### EXTRACTED RECORDS:
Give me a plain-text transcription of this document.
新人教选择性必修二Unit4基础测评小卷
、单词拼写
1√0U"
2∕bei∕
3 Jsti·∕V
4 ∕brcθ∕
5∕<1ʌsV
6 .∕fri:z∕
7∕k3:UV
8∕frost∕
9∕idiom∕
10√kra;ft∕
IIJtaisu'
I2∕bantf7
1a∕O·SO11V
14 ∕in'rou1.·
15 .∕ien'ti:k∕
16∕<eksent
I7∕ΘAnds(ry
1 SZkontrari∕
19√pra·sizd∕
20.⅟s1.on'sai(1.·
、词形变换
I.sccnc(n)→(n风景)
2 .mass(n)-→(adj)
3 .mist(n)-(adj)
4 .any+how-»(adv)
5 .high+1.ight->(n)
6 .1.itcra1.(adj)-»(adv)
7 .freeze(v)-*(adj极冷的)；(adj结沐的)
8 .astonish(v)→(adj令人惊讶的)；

### WHAT IS REQUIRED:
Go through the listing and copy all of it exactly.

### FINISHED ANSWER:
Give me a plain-text transcription of this document.
新人教选择性必修二Unit4基础测评小卷
、单词拼写
1√0U"
2∕bei∕
3 Jsti·∕V
4 ∕brcθ∕
5∕<1ʌsV
6 .∕fri:z∕
7∕k3:UV
8∕frost∕
9∕idiom∕
10√kra;ft∕
IIJtaisu'
I2∕bantf7
1a∕O·SO11V
14 ∕in'rou1.·
15 .∕ien'ti:k∕
16∕<eksent
I7∕ΘAnds(ry
1 SZkontrari∕
19√pra·sizd∕
20.⅟s1.on'sai(1.·
、词形变换
I.sccnc(n)→(n风景)
2 .mass(n)-→(adj)
3 .mist(n)-(adj)
4 .any+how-»(adv)
5 .high+1.ight->(n)
6 .1.itcra1.(adj)-»(adv)
7 .freeze(v)-*(adj极冷的)；(adj结沐的)
8 .astonish(v)→(adj令人惊讶的)；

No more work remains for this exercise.